— Given exercise —
Every line from the one containing "What text is on this page?" to the final line of the material below must be reproduced exactly; leave out all other lines.

— Given records —
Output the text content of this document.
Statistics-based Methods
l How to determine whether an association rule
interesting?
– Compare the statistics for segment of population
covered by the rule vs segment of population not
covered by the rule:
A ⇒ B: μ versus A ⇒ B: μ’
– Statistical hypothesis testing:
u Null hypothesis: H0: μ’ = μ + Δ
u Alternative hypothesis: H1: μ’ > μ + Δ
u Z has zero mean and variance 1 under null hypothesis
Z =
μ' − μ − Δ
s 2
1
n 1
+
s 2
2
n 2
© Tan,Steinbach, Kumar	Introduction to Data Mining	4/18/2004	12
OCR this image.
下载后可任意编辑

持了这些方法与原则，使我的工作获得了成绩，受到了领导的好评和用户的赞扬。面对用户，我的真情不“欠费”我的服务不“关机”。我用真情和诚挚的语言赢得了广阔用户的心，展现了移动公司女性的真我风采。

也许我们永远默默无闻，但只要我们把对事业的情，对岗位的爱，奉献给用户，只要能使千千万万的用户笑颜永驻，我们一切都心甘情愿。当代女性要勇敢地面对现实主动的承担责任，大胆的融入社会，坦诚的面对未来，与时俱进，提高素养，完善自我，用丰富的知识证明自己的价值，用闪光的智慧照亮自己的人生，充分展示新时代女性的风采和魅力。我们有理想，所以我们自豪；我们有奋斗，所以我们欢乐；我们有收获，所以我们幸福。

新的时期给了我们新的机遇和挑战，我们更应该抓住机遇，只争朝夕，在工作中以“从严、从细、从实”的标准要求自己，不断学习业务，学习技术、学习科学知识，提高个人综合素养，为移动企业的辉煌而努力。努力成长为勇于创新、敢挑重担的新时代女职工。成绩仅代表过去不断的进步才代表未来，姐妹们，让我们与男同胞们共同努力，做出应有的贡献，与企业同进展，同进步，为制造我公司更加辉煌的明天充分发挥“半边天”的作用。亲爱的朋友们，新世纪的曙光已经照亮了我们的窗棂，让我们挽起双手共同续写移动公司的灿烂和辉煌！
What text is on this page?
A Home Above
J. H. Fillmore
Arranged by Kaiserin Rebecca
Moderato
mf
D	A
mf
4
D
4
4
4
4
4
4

— Complete response —
What text is on this page?
A Home Above
J. H. Fillmore
Arranged by Kaiserin Rebecca
Moderato
mf
D	A
mf
4
D
4
4
4
4
4
4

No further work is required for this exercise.